→ **Record extracts**

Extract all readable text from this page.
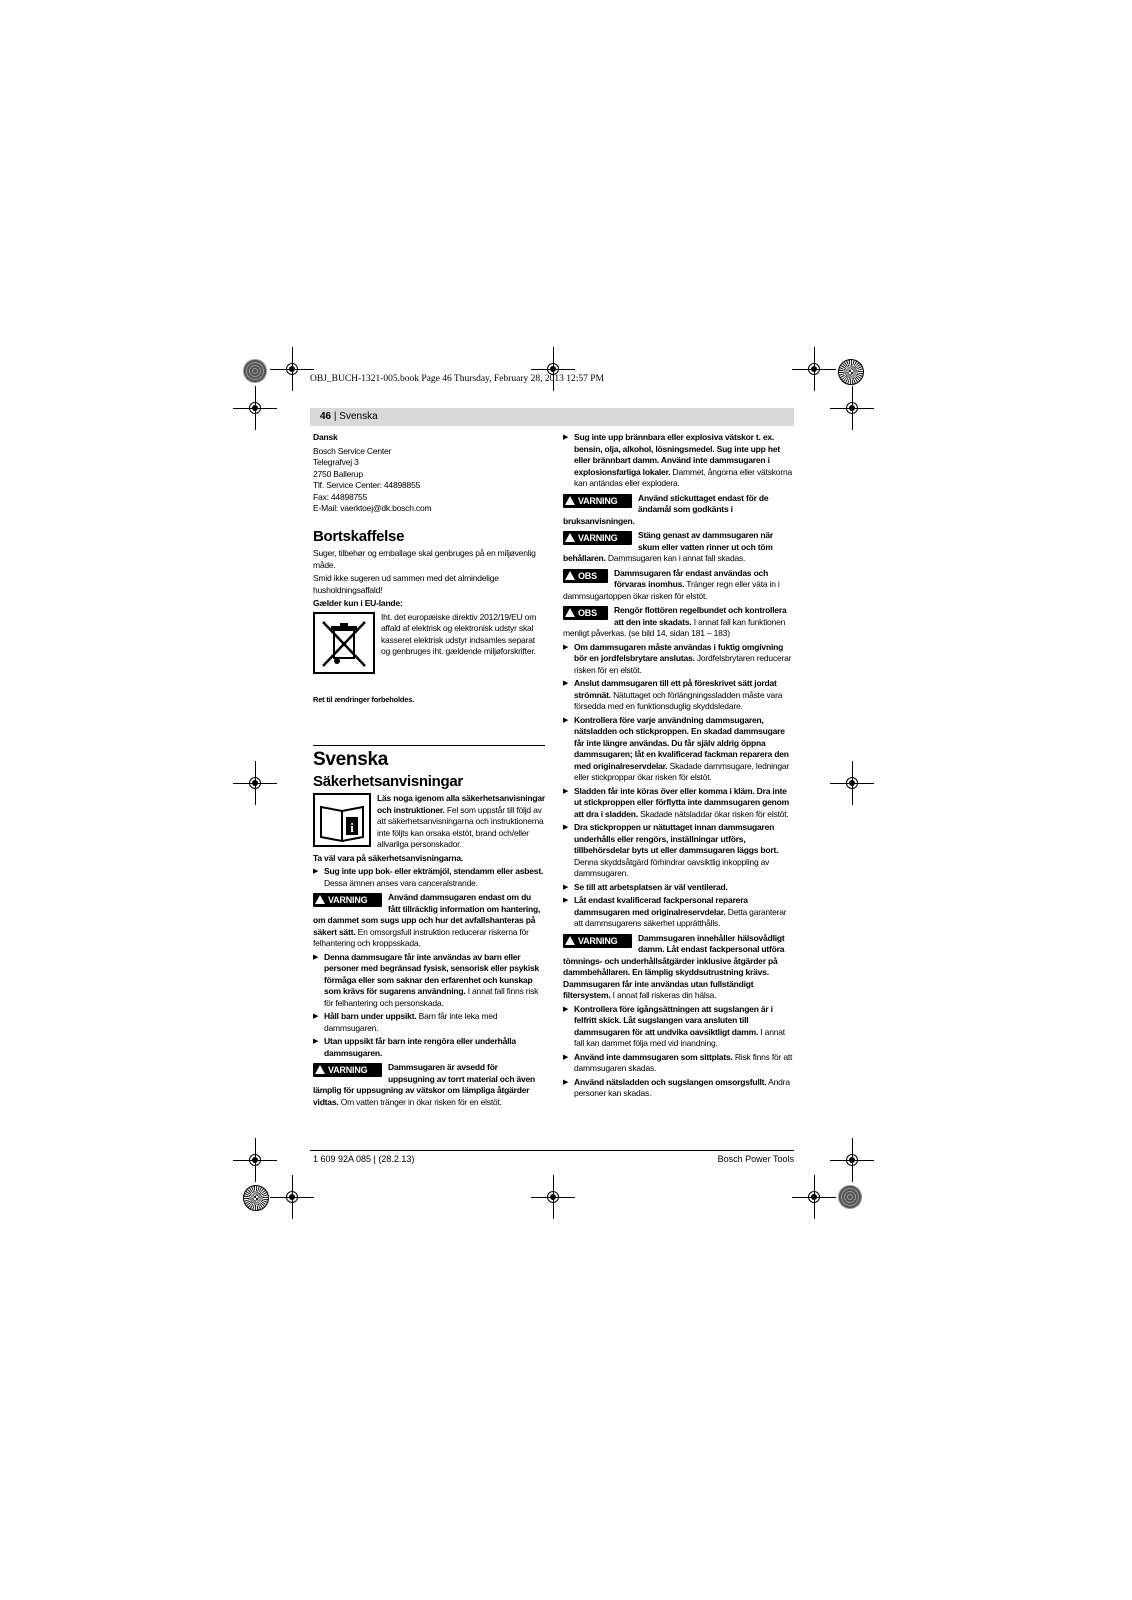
OBJ_BUCH-1321-005.book Page 46 Thursday, February 28, 2013 12:57 PM
46 | Svenska

Dansk

Bosch Service Center

Telegrafvej 3

2750 Ballerup

Tlf. Service Center: 44898855

Fax: 44898755

E-Mail: vaerktoej@dk.bosch.com

Bortskaffelse

Suger, tilbehør og emballage skal genbruges på en miljøvenlig måde.

Smid ikke sugeren ud sammen med det almindelige husholdningsaffald!

Gælder kun i EU-lande:

Iht. det europæiske direktiv 2012/19/EU om affald af elektrisk og elektronisk udstyr skal kasseret elektrisk udstyr indsamles separat og genbruges iht. gældende miljøforskrifter.

Ret til ændringer forbeholdes.

Svenska
Säkerhetsanvisningar
i

Läs noga igenom alla säkerhetsanvisningar och instruktioner. Fel som uppstår till följd av att säkerhetsanvisningarna och instruktionerna inte följts kan orsaka elstöt, brand och/eller allvarliga personskador.

Ta väl vara på säkerhetsanvisningarna.

▶ Sug inte upp bok- eller ekträmjöl, stendamm eller asbest. Dessa ämnen anses vara canceralstrande.
VARNING	Använd dammsugaren endast om du fått tillräcklig information om hantering, om dammet som sugs upp och hur det avfallshanteras på säkert sätt. En omsorgsfull instruktion reducerar riskerna för felhantering och kroppsskada.
▶ Denna dammsugare får inte användas av barn eller personer med begränsad fysisk, sensorisk eller psykisk förmåga eller som saknar den erfarenhet och kunskap som krävs för sugarens användning. I annat fall finns risk för felhantering och personskada.
▶ Håll barn under uppsikt. Barn får inte leka med dammsugaren.
▶ Utan uppsikt får barn inte rengöra eller underhålla dammsugaren.
VARNING	Dammsugaren är avsedd för uppsugning av torrt material och även lämplig för uppsugning av vätskor om lämpliga åtgärder vidtas. Om vatten tränger in ökar risken för en elstöt.
▶ Sug inte upp brännbara eller explosiva vätskor t. ex. bensin, olja, alkohol, lösningsmedel. Sug inte upp het eller brännbart damm. Använd inte dammsugaren i explosionsfarliga lokaler. Dammet, ångorna eller vätskorna kan antändas eller explodera.
VARNING	Använd stickuttaget endast för de ändamål som godkänts i bruksanvisningen.
VARNING	Stäng genast av dammsugaren när skum eller vatten rinner ut och töm behållaren. Dammsugaren kan i annat fall skadas.
OBS	Dammsugaren får endast användas och förvaras inomhus. Tränger regn eller väta in i dammsugartoppen ökar risken för elstöt.
OBS	Rengör flottören regelbundet och kontrollera att den inte skadats. I annat fall kan funktionen menligt påverkas. (se bild 14, sidan 181 – 183)
▶ Om dammsugaren måste användas i fuktig omgivning bör en jordfelsbrytare anslutas. Jordfelsbrytaren reducerar risken för en elstöt.
▶ Anslut dammsugaren till ett på föreskrivet sätt jordat strömnät. Nätuttaget och förlängningssladden måste vara försedda med en funktionsduglig skyddsledare.
▶ Kontrollera före varje användning dammsugaren, nätsladden och stickproppen. En skadad dammsugare får inte längre användas. Du får själv aldrig öppna dammsugaren; låt en kvalificerad fackman reparera den med originalreservdelar. Skadade dammsugare, ledningar eller stickproppar ökar risken för elstöt.
▶ Sladden får inte köras över eller komma i kläm. Dra inte ut stickproppen eller förflytta inte dammsugaren genom att dra i sladden. Skadade nätsladdar ökar risken för elstöt.
▶ Dra stickproppen ur nätuttaget innan dammsugaren underhålls eller rengörs, inställningar utförs, tillbehörsdelar byts ut eller dammsugaren läggs bort. Denna skyddsåtgärd förhindrar oavsiktlig inkoppling av dammsugaren.
▶ Se till att arbetsplatsen är väl ventilerad.
▶ Låt endast kvalificerad fackpersonal reparera dammsugaren med originalreservdelar. Detta garanterar att dammsugarens säkerhet upprätthålls.
VARNING	Dammsugaren innehåller hälsovådligt damm. Låt endast fackpersonal utföra tömnings- och underhållsåtgärder inklusive åtgärder på dammbehållaren. En lämplig skyddsutrustning krävs. Dammsugaren får inte användas utan fullständigt filtersystem. I annat fall riskeras din hälsa.
▶ Kontrollera före igångsättningen att sugslangen är i felfritt skick. Låt sugslangen vara ansluten till dammsugaren för att undvika oavsiktligt damm. I annat fall kan dammet följa med vid inandning.
▶ Använd inte dammsugaren som sittplats. Risk finns för att dammsugaren skadas.
▶ Använd nätsladden och sugslangen omsorgsfullt. Andra personer kan skadas.
1 609 92A 085 | (28.2.13)	Bosch Power Tools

→ **Instructions for the task**
Scan the material above for the string "åtgärder". Copy each line that holds it.

→ **Solution to this exercise**
VARNING	Dammsugaren är avsedd för uppsugning av torrt material och även lämplig för uppsugning av vätskor om lämpliga åtgärder vidtas. Om vatten tränger in ökar risken för en elstöt.
VARNING	Dammsugaren innehåller hälsovådligt damm. Låt endast fackpersonal utföra tömnings- och underhållsåtgärder inklusive åtgärder på dammbehållaren. En lämplig skyddsutrustning krävs. Dammsugaren får inte användas utan fullständigt filtersystem. I annat fall riskeras din hälsa.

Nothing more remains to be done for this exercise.